## [EXTRACTED INFORMATION]
☆ ☆ ☆ ☆ ☆ ☆ ☆

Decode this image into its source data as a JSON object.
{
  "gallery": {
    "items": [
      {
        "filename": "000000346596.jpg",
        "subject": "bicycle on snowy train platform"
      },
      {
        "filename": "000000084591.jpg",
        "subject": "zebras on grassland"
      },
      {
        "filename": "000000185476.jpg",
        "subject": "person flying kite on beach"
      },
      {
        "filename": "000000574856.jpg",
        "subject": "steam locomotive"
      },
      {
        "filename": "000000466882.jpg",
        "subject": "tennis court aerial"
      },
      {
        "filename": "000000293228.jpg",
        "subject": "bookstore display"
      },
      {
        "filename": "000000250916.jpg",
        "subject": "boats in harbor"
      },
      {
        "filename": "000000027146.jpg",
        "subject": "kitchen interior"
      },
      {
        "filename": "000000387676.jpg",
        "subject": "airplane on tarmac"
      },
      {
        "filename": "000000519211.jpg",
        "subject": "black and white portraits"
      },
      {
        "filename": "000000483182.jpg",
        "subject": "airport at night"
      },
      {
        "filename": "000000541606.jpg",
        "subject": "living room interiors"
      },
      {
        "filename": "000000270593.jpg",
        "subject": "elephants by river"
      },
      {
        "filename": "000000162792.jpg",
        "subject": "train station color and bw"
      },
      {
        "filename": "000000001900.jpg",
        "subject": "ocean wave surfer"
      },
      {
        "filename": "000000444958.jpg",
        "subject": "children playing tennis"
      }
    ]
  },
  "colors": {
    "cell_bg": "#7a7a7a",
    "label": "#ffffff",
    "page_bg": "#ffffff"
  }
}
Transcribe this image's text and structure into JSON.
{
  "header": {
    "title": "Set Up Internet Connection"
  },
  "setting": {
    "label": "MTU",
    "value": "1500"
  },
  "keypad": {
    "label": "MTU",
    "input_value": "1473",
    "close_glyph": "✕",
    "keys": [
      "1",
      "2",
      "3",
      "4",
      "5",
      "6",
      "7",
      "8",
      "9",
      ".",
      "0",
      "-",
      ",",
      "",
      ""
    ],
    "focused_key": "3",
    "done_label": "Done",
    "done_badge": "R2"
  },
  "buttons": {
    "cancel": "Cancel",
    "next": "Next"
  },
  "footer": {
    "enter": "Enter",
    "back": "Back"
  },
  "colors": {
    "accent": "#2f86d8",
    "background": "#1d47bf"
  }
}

☆ ☆ ☆ ☆ ☆ ☆ ☆

## [AIM OF THE EXERCISE]
Output the complete data exactly as written.

## [WRITTEN REPLY]
Decode this image into its source data as a JSON object.
{
  "gallery": {
    "items": [
      {
        "filename": "000000346596.jpg",
        "subject": "bicycle on snowy train platform"
      },
      {
        "filename": "000000084591.jpg",
        "subject": "zebras on grassland"
      },
      {
        "filename": "000000185476.jpg",
        "subject": "person flying kite on beach"
      },
      {
        "filename": "000000574856.jpg",
        "subject": "steam locomotive"
      },
      {
        "filename": "000000466882.jpg",
        "subject": "tennis court aerial"
      },
      {
        "filename": "000000293228.jpg",
        "subject": "bookstore display"
      },
      {
        "filename": "000000250916.jpg",
        "subject": "boats in harbor"
      },
      {
        "filename": "000000027146.jpg",
        "subject": "kitchen interior"
      },
      {
        "filename": "000000387676.jpg",
        "subject": "airplane on tarmac"
      },
      {
        "filename": "000000519211.jpg",
        "subject": "black and white portraits"
      },
      {
        "filename": "000000483182.jpg",
        "subject": "airport at night"
      },
      {
        "filename": "000000541606.jpg",
        "subject": "living room interiors"
      },
      {
        "filename": "000000270593.jpg",
        "subject": "elephants by river"
      },
      {
        "filename": "000000162792.jpg",
        "subject": "train station color and bw"
      },
      {
        "filename": "000000001900.jpg",
        "subject": "ocean wave surfer"
      },
      {
        "filename": "000000444958.jpg",
        "subject": "children playing tennis"
      }
    ]
  },
  "colors": {
    "cell_bg": "#7a7a7a",
    "label": "#ffffff",
    "page_bg": "#ffffff"
  }
}
Transcribe this image's text and structure into JSON.
{
  "header": {
    "title": "Set Up Internet Connection"
  },
  "setting": {
    "label": "MTU",
    "value": "1500"
  },
  "keypad": {
    "label": "MTU",
    "input_value": "1473",
    "close_glyph": "✕",
    "keys": [
      "1",
      "2",
      "3",
      "4",
      "5",
      "6",
      "7",
      "8",
      "9",
      ".",
      "0",
      "-",
      ",",
      "",
      ""
    ],
    "focused_key": "3",
    "done_label": "Done",
    "done_badge": "R2"
  },
  "buttons": {
    "cancel": "Cancel",
    "next": "Next"
  },
  "footer": {
    "enter": "Enter",
    "back": "Back"
  },
  "colors": {
    "accent": "#2f86d8",
    "background": "#1d47bf"
  }
}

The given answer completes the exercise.